Show all lines holding the string "SDTVAR".

## Information supplied
========================
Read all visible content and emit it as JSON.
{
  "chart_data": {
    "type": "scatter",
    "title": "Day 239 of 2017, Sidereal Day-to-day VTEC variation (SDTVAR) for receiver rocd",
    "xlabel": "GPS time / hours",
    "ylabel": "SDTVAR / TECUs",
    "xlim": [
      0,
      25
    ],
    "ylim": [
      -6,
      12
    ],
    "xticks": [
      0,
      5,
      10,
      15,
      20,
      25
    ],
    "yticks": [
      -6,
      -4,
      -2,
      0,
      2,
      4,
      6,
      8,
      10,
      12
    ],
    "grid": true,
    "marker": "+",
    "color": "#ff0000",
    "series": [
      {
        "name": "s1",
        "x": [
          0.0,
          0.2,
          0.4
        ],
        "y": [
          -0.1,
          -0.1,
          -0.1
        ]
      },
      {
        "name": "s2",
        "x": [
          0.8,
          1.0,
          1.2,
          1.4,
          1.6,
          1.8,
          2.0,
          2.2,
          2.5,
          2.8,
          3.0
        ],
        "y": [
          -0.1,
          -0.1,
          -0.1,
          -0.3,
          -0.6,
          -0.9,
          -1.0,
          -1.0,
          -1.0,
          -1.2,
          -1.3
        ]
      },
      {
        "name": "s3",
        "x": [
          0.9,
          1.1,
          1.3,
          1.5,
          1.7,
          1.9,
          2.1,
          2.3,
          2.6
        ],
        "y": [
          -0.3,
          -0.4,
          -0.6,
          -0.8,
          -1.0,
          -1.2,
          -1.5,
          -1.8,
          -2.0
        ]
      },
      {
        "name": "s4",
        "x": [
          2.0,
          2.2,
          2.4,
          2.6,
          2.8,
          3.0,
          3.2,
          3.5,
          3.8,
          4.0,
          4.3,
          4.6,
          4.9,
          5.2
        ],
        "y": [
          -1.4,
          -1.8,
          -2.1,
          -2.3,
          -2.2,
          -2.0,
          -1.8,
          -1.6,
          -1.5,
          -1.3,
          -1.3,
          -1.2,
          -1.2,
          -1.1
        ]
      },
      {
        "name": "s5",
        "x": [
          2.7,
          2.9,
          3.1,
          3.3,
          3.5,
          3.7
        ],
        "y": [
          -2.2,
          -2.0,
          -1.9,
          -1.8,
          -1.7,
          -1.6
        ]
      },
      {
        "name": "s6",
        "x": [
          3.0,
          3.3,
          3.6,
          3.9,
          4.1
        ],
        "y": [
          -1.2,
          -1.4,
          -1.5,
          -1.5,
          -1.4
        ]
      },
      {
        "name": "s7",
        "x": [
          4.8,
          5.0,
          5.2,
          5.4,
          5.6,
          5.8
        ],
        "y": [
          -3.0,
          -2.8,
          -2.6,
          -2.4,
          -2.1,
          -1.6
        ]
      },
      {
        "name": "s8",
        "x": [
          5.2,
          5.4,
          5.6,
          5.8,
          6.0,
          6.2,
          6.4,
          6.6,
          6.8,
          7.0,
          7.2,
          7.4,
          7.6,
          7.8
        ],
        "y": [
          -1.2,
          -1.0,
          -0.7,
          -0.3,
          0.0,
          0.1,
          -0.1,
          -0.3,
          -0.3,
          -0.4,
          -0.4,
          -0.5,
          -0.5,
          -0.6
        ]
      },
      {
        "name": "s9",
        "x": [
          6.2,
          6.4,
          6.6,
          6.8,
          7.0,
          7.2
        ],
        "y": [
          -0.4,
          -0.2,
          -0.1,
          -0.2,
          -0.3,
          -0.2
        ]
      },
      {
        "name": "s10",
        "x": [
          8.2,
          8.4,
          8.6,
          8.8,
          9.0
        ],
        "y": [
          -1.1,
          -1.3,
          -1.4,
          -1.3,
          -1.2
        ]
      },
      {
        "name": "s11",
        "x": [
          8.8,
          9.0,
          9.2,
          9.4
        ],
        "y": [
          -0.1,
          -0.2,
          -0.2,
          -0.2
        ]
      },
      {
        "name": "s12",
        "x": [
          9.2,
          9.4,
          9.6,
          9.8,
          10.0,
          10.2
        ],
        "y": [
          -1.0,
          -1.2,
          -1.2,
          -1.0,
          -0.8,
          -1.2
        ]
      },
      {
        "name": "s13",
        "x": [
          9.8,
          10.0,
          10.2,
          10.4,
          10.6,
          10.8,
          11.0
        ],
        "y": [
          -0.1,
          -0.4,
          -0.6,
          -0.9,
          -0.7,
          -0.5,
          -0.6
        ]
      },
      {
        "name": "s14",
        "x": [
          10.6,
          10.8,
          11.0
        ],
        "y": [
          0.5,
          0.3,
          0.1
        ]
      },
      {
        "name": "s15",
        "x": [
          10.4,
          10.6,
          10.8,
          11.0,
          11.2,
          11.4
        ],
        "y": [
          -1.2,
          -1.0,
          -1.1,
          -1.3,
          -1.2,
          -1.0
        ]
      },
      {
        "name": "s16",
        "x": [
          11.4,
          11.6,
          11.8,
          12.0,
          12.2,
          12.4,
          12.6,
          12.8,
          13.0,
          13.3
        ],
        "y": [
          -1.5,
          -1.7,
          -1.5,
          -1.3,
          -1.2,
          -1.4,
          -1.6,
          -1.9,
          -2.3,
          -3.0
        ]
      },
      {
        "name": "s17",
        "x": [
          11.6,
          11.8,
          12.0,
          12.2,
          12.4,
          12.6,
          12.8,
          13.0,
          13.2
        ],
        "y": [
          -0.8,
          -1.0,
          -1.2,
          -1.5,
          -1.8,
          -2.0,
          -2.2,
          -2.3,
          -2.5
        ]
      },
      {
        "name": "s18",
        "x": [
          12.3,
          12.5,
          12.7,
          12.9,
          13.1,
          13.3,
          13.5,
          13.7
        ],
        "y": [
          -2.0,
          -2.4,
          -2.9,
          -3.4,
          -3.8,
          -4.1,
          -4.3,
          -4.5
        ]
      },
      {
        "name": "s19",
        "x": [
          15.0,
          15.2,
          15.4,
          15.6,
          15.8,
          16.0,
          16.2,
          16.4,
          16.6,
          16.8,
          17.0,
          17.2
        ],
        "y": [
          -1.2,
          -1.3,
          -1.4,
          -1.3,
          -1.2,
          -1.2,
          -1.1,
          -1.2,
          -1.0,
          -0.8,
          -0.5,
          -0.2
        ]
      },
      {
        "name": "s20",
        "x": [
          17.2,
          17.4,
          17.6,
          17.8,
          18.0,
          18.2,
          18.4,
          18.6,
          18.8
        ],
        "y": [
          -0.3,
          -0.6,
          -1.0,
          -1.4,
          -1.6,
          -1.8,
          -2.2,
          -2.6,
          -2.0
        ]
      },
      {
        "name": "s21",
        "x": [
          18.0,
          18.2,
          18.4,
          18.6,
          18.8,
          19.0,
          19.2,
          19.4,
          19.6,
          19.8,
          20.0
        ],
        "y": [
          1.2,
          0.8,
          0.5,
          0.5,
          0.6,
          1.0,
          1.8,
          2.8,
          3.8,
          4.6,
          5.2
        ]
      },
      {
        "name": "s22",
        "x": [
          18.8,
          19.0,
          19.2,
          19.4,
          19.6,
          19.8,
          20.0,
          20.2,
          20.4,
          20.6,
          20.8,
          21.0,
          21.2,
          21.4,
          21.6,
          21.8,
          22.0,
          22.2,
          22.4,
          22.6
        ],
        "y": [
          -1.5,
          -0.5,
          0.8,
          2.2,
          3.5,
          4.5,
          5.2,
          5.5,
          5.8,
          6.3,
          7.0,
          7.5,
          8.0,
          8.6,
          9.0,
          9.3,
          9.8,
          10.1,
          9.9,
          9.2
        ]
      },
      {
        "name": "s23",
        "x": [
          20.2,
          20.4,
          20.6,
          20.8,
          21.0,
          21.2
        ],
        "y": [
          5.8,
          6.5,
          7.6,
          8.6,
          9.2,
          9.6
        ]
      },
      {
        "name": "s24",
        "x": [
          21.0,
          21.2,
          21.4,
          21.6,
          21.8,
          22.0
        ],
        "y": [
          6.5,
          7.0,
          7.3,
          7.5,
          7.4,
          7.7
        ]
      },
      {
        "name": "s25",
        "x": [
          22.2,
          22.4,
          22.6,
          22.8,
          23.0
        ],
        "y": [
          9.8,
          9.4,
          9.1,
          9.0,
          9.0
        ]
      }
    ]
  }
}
========================
## Answer to the task
    "title": "Day 239 of 2017, Sidereal Day-to-day VTEC variation (SDTVAR) for receiver rocd",
    "ylabel": "SDTVAR / TECUs",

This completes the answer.